(THE TASK) Copy out each line of the material below that holds the string "الترمذي".

::: STORED ROWS

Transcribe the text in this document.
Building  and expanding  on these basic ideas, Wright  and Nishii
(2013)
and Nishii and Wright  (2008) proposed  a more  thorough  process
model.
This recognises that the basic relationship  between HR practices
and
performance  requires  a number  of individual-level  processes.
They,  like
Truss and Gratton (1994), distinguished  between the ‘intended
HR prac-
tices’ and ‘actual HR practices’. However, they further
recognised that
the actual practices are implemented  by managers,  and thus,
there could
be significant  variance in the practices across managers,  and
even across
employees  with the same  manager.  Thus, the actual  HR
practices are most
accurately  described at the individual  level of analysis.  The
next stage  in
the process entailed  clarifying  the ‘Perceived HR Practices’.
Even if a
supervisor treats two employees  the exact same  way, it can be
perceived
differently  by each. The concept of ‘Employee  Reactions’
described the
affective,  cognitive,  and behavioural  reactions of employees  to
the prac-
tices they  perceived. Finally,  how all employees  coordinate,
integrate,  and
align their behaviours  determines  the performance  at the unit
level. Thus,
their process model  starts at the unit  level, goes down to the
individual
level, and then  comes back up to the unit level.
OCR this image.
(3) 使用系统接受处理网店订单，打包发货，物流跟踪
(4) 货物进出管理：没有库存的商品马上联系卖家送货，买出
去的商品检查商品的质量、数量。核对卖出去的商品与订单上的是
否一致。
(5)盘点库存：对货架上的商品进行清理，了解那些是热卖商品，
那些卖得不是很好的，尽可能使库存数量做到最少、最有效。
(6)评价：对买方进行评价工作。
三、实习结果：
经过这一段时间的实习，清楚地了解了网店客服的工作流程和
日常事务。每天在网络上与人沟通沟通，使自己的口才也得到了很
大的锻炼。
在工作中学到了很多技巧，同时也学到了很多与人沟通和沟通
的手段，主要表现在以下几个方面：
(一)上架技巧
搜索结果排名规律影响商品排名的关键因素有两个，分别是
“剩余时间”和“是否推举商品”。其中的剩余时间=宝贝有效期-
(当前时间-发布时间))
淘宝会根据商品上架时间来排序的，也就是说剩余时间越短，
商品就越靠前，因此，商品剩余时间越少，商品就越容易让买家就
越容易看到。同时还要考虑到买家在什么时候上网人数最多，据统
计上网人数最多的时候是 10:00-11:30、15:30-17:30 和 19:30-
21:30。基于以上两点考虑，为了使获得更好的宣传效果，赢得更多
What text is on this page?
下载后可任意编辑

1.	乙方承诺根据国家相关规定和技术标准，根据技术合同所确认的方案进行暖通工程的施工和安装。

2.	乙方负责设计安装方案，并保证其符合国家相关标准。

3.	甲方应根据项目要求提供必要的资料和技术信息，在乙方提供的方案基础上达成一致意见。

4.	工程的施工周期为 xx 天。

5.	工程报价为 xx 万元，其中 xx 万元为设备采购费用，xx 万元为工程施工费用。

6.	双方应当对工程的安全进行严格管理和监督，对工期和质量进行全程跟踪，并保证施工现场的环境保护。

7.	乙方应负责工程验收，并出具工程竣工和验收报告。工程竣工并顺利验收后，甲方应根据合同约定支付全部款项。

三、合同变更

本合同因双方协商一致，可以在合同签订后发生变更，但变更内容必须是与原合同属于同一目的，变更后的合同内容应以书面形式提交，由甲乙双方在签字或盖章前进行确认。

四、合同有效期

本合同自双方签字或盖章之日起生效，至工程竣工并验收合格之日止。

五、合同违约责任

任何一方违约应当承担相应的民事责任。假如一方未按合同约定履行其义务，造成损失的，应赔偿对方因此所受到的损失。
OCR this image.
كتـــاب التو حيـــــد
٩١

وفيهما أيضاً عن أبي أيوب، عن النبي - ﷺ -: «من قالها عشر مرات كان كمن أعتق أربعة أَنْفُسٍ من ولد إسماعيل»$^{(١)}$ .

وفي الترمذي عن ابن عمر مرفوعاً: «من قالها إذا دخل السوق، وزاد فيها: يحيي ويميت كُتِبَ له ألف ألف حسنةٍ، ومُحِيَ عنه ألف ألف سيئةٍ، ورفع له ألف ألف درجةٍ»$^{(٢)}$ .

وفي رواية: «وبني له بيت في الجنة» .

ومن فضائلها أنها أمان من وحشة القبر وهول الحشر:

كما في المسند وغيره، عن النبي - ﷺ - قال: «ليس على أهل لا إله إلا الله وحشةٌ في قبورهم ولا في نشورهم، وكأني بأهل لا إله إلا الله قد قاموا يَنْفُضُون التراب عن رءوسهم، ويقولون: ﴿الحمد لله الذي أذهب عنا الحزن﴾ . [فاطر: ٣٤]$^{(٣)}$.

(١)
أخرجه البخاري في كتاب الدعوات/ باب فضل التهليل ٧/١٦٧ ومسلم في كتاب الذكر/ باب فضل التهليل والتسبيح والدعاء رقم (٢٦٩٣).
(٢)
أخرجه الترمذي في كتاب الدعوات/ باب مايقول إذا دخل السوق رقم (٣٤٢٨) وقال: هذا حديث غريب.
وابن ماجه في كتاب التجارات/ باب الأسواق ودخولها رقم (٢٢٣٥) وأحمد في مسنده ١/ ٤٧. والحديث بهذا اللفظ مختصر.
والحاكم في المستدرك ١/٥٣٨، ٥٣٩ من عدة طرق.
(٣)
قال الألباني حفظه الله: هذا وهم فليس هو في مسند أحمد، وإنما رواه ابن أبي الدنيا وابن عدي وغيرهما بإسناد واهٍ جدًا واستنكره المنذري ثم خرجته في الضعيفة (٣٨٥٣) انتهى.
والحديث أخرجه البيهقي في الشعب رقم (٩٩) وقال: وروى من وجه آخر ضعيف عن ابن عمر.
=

::::::

(WRITTEN SOLUTION)
وفي الترمذي عن ابن عمر مرفوعاً: «من قالها إذا دخل السوق، وزاد فيها: يحيي ويميت كُتِبَ له ألف ألف حسنةٍ، ومُحِيَ عنه ألف ألف سيئةٍ، ورفع له ألف ألف درجةٍ»$^{(٢)}$ .
أخرجه الترمذي في كتاب الدعوات/ باب مايقول إذا دخل السوق رقم (٣٤٢٨) وقال: هذا حديث غريب.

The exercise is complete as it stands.